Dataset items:
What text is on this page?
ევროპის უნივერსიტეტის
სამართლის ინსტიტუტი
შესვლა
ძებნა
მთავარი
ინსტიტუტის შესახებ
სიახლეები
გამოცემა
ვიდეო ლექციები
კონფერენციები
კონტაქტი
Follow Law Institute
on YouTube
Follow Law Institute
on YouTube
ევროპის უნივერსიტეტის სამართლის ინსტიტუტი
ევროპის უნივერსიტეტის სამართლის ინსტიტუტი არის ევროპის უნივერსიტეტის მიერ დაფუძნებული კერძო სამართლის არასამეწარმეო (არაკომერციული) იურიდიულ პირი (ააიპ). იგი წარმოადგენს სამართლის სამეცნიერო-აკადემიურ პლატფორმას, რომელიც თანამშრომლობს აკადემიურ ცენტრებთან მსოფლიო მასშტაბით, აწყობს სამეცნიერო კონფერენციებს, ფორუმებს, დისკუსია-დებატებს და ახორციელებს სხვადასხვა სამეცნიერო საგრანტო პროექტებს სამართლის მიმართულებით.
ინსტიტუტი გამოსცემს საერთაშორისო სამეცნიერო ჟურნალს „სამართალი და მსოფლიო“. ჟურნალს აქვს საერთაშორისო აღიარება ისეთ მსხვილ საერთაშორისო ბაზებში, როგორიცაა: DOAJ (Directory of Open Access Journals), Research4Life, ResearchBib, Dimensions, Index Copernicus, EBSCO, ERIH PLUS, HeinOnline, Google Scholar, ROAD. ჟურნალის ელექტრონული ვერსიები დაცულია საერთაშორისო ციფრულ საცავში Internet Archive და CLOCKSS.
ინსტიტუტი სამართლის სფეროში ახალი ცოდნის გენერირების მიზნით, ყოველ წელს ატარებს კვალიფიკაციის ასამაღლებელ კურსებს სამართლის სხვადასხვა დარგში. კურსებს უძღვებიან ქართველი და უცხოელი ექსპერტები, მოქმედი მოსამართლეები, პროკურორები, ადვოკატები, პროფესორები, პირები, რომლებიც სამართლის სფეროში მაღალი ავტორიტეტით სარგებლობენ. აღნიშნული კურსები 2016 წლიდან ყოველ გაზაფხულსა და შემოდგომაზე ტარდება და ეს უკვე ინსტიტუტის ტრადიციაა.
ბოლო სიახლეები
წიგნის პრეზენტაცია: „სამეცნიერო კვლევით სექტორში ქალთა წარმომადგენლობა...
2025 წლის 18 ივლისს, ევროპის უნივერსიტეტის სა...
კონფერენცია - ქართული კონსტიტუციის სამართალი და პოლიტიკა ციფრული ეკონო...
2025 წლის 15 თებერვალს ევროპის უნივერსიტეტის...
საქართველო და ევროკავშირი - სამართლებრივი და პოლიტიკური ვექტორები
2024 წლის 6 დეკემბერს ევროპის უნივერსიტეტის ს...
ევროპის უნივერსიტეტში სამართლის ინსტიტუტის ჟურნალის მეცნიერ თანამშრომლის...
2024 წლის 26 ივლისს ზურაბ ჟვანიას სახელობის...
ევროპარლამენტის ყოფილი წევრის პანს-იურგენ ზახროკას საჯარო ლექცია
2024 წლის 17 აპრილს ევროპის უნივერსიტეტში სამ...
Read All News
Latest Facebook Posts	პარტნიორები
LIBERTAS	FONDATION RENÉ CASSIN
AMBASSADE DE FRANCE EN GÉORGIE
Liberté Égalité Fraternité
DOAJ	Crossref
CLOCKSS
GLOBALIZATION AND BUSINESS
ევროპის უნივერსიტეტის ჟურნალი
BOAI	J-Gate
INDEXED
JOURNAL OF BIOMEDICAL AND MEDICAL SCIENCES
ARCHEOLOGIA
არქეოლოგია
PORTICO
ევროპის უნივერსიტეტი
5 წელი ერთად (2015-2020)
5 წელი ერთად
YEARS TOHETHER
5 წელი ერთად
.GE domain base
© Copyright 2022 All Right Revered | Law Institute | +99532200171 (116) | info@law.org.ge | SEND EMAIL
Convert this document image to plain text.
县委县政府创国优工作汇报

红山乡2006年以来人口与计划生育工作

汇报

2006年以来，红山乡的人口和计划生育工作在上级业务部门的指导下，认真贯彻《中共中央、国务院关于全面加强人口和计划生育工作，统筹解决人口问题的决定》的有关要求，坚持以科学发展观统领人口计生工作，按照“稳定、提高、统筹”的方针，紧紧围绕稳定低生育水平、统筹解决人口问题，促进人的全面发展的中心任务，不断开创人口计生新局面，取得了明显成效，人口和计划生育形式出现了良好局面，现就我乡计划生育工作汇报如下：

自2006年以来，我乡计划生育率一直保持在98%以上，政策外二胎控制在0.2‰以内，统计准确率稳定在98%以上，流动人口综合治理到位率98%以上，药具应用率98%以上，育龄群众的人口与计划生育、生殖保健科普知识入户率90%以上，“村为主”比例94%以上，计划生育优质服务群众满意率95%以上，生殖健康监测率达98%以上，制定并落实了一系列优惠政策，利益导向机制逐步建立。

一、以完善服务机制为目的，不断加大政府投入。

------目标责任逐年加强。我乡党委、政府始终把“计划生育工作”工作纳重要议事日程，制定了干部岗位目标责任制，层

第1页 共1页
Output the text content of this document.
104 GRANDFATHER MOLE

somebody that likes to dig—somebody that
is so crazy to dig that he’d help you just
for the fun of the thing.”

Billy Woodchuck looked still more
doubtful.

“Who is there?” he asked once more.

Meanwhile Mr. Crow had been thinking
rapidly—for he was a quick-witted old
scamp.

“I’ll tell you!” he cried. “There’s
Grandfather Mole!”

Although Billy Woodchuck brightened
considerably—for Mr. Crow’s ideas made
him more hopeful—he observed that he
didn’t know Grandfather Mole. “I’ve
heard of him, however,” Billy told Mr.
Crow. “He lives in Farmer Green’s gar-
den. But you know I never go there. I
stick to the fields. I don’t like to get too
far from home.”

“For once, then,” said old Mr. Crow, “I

» **TASK BRIEF**: Read the entries and pick out all lines that include the word "more".

» **RESULT BELOW**:
Billy Woodchuck looked still more
“Who is there?” he asked once more.
him more hopeful—he observed that he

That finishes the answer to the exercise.